**Stored records**
####

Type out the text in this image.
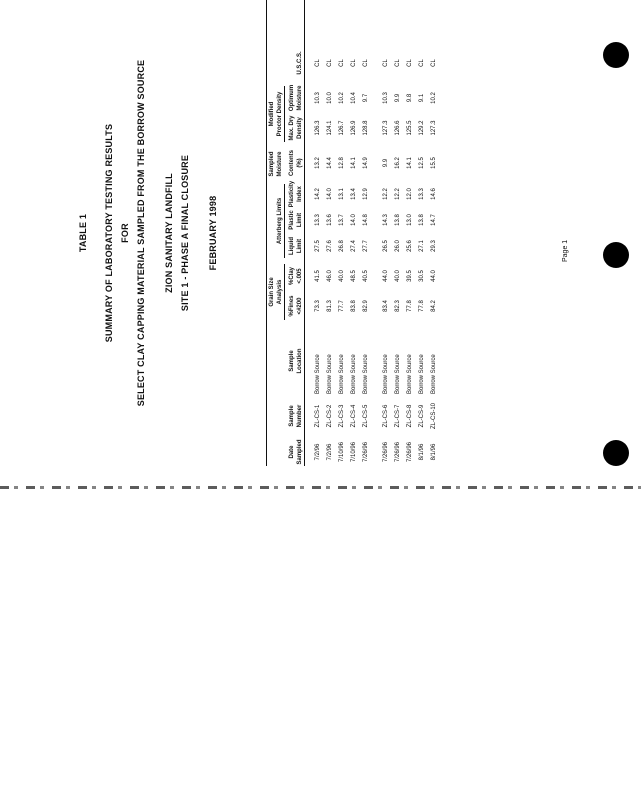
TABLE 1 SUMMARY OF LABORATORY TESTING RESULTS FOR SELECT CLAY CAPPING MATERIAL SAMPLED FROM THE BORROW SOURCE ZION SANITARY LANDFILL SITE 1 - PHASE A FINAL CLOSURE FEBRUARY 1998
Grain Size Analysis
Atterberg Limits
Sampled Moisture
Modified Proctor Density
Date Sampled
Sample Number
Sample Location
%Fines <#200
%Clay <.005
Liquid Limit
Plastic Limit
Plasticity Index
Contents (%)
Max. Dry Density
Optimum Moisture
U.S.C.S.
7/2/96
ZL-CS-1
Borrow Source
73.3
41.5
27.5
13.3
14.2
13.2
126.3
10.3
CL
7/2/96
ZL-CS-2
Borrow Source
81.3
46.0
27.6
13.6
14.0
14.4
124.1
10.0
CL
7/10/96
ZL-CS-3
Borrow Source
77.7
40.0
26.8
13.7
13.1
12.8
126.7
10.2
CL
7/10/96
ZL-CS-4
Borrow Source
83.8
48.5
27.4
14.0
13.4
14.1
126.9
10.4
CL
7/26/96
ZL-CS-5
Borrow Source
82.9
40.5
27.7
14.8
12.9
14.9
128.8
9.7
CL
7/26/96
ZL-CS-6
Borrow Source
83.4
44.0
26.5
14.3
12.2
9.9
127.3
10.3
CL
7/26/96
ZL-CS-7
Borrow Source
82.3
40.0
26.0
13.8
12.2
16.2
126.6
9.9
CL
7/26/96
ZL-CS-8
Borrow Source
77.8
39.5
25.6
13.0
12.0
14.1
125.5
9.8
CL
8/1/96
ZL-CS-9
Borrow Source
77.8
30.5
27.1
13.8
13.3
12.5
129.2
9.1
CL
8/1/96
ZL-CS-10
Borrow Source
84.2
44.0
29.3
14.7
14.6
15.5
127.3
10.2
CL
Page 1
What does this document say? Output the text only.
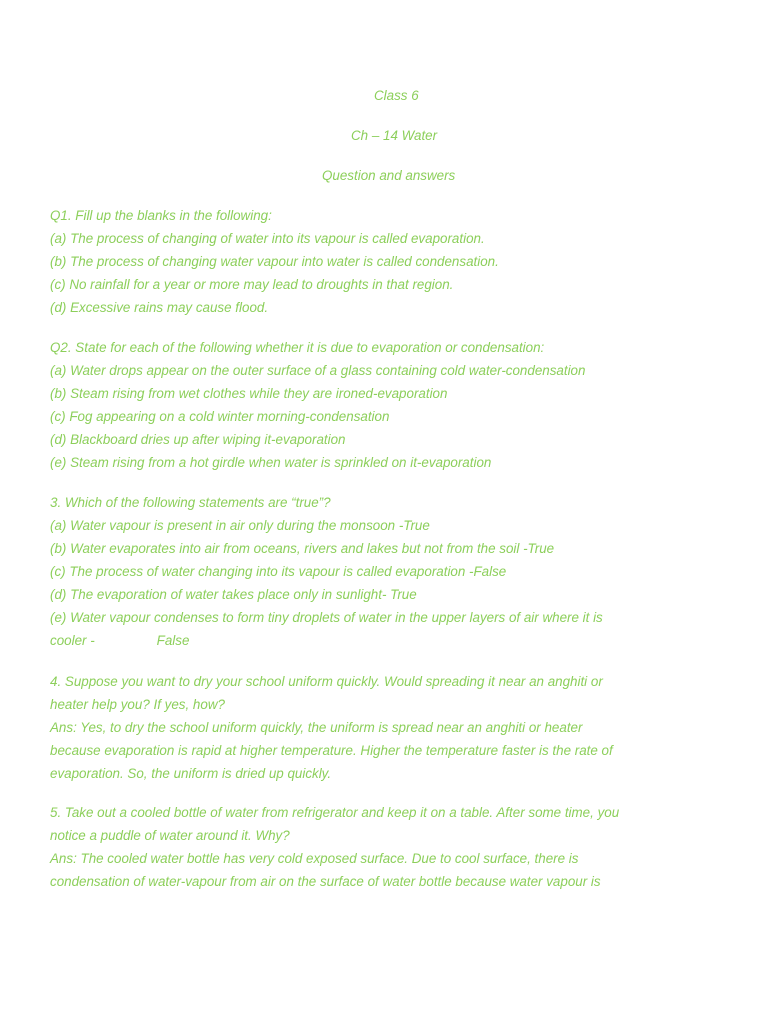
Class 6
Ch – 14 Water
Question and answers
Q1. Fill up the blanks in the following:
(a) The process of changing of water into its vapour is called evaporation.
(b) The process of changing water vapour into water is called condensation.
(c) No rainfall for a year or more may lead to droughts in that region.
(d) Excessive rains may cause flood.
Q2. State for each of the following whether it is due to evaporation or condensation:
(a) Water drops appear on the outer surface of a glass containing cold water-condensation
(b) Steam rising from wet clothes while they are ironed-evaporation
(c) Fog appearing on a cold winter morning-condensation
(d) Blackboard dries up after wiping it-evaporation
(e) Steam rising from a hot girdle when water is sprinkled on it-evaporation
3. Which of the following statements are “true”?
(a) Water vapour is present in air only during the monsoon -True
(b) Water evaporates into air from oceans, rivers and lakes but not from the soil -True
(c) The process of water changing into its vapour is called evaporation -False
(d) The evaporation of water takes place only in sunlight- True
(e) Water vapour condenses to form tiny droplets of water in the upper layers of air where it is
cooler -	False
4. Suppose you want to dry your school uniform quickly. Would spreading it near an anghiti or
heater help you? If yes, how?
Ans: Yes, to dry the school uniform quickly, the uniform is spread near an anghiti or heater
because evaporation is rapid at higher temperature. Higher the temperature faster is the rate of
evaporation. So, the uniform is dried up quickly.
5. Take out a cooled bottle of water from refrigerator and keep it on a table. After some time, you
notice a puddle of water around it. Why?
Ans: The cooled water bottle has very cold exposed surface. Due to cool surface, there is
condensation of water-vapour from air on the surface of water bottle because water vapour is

####

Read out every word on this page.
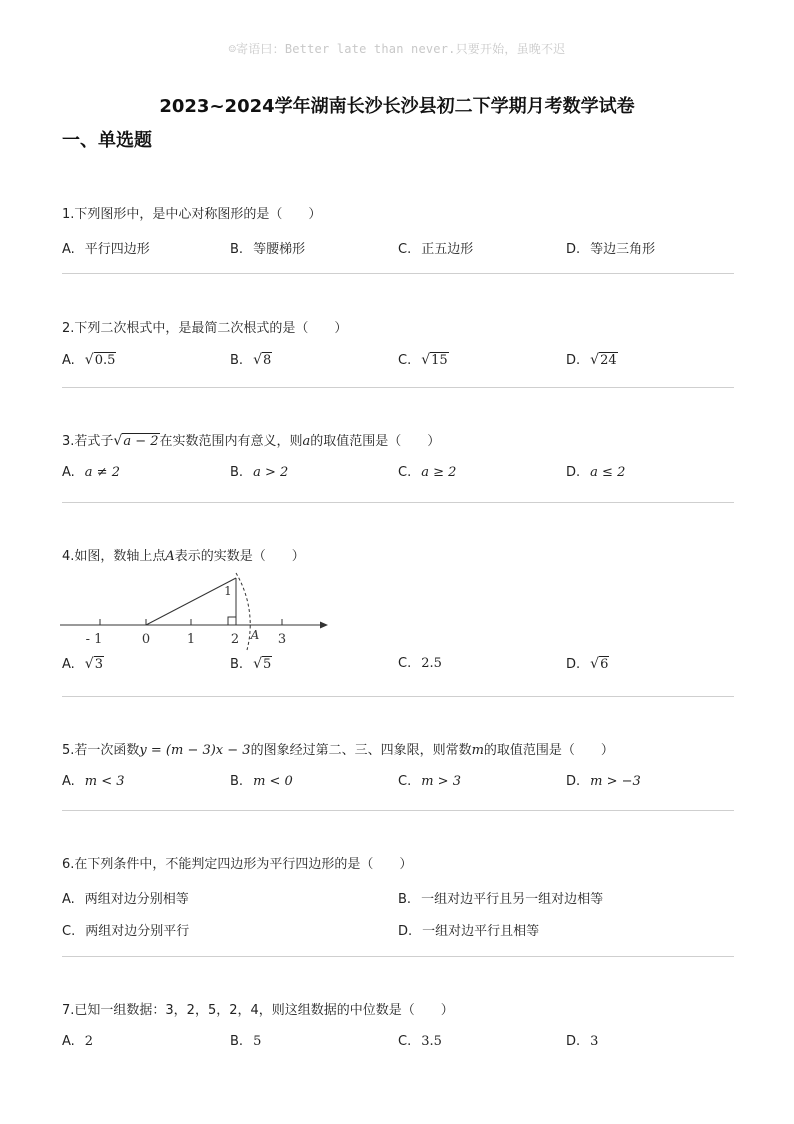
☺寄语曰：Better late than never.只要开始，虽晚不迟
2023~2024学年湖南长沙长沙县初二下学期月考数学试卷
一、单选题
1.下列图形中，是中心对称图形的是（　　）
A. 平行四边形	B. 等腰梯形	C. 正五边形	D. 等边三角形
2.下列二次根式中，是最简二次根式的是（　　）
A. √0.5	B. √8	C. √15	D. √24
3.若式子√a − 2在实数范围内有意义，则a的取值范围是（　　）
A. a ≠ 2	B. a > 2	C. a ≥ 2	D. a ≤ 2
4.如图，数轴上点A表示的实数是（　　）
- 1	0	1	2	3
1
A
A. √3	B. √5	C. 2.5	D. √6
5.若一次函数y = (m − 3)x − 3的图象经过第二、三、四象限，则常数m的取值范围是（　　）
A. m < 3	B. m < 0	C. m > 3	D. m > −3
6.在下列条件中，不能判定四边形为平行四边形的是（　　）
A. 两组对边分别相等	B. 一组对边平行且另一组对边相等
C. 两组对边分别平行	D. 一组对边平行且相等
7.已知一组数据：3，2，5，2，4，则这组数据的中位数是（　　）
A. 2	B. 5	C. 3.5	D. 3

####

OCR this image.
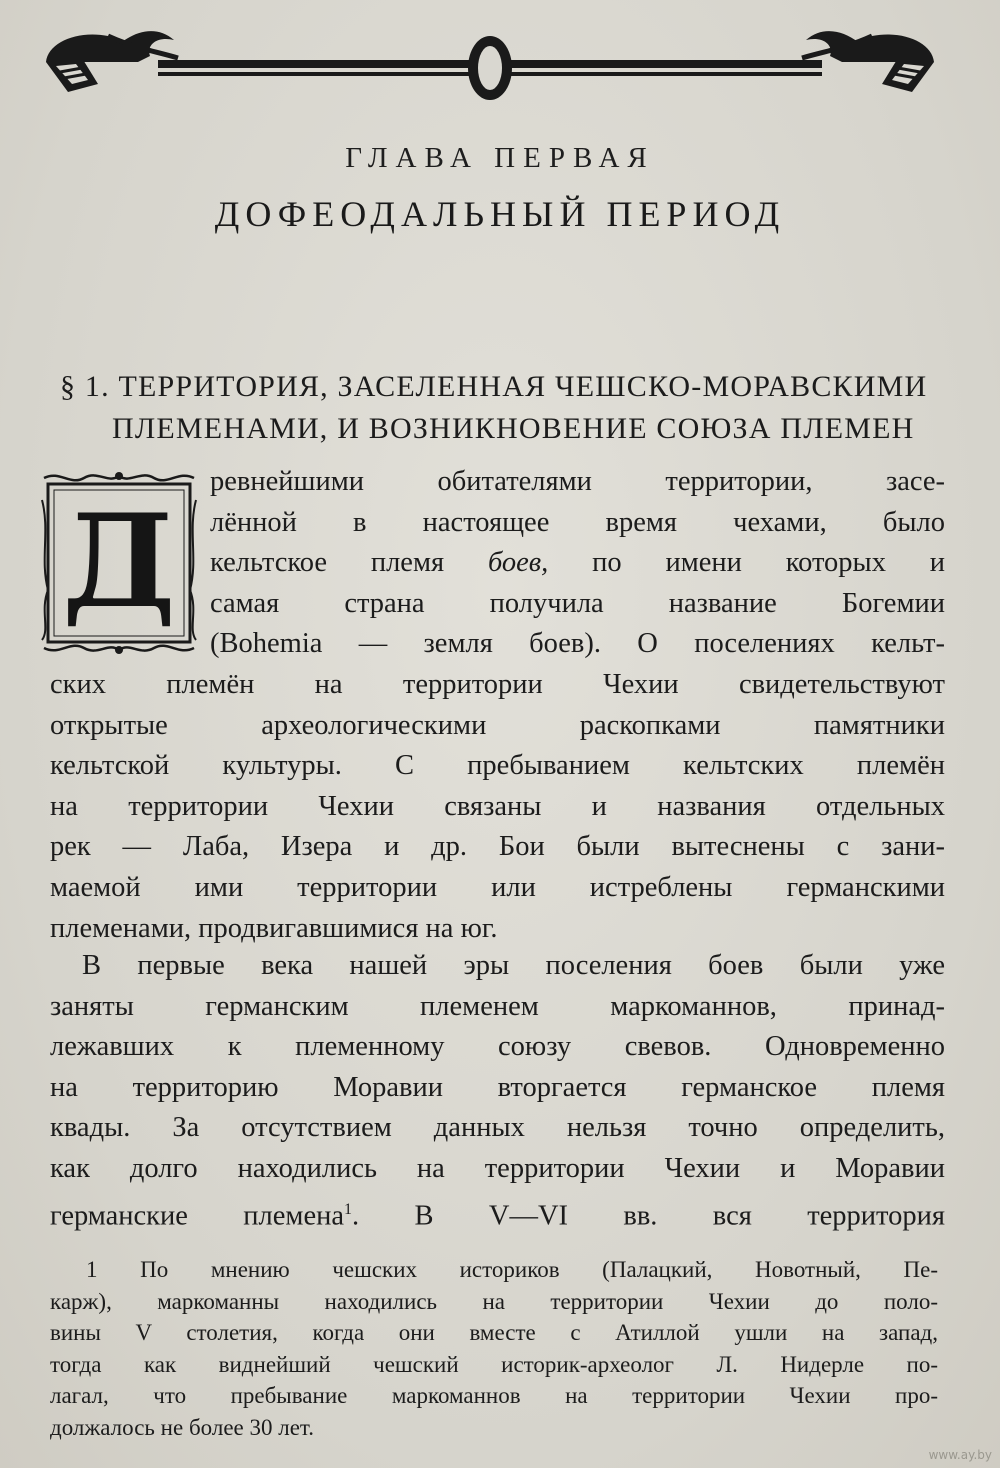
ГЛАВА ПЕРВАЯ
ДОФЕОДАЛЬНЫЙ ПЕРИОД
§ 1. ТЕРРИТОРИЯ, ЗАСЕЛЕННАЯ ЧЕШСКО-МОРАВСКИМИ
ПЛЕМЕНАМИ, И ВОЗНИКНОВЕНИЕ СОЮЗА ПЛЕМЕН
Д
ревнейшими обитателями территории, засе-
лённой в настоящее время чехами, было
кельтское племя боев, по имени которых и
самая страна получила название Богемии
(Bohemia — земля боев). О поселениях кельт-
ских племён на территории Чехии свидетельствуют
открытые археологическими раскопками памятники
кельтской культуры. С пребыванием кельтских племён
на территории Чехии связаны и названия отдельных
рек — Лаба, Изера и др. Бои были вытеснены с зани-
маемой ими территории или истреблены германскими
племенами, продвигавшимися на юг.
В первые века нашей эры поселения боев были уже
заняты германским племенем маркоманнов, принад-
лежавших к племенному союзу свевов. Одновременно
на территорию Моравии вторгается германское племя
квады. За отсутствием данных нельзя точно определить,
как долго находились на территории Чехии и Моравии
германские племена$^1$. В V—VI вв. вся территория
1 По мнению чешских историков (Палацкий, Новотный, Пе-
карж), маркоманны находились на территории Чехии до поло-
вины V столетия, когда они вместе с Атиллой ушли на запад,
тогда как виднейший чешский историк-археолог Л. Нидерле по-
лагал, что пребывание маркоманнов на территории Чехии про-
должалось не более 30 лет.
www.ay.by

####

**Task brief**
In the material above, find the lines that contain "following" and show them.

**Finished task**
Q1. Fill up the blanks in the following:
Q2. State for each of the following whether it is due to evaporation or condensation:
3. Which of the following statements are “true”?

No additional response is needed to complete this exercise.